• _What to produce_
Quote all entries in full, exactly.
==== Records to process ====
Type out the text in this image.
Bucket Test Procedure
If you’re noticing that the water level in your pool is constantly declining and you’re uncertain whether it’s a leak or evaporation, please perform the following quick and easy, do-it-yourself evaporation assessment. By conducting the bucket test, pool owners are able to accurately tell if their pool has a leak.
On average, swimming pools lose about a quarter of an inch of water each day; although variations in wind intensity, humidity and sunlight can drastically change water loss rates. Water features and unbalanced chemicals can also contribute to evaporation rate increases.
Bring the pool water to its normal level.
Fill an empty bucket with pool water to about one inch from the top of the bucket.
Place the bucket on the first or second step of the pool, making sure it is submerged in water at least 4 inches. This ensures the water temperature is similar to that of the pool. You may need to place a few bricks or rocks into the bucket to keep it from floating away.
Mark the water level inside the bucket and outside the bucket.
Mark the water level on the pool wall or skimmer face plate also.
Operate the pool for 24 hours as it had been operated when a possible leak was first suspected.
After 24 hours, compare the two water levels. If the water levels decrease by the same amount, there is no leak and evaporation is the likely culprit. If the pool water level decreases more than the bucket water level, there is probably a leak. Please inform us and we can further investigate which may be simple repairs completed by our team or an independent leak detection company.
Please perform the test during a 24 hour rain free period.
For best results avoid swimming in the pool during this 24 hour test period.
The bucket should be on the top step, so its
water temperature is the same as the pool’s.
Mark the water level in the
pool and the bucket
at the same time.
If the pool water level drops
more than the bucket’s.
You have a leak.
====
• _Written reply_
Type out the text in this image.
Bucket Test Procedure
If you’re noticing that the water level in your pool is constantly declining and you’re uncertain whether it’s a leak or evaporation, please perform the following quick and easy, do-it-yourself evaporation assessment. By conducting the bucket test, pool owners are able to accurately tell if their pool has a leak.
On average, swimming pools lose about a quarter of an inch of water each day; although variations in wind intensity, humidity and sunlight can drastically change water loss rates. Water features and unbalanced chemicals can also contribute to evaporation rate increases.
Bring the pool water to its normal level.
Fill an empty bucket with pool water to about one inch from the top of the bucket.
Place the bucket on the first or second step of the pool, making sure it is submerged in water at least 4 inches. This ensures the water temperature is similar to that of the pool. You may need to place a few bricks or rocks into the bucket to keep it from floating away.
Mark the water level inside the bucket and outside the bucket.
Mark the water level on the pool wall or skimmer face plate also.
Operate the pool for 24 hours as it had been operated when a possible leak was first suspected.
After 24 hours, compare the two water levels. If the water levels decrease by the same amount, there is no leak and evaporation is the likely culprit. If the pool water level decreases more than the bucket water level, there is probably a leak. Please inform us and we can further investigate which may be simple repairs completed by our team or an independent leak detection company.
Please perform the test during a 24 hour rain free period.
For best results avoid swimming in the pool during this 24 hour test period.
The bucket should be on the top step, so its
water temperature is the same as the pool’s.
Mark the water level in the
pool and the bucket
at the same time.
If the pool water level drops
more than the bucket’s.
You have a leak.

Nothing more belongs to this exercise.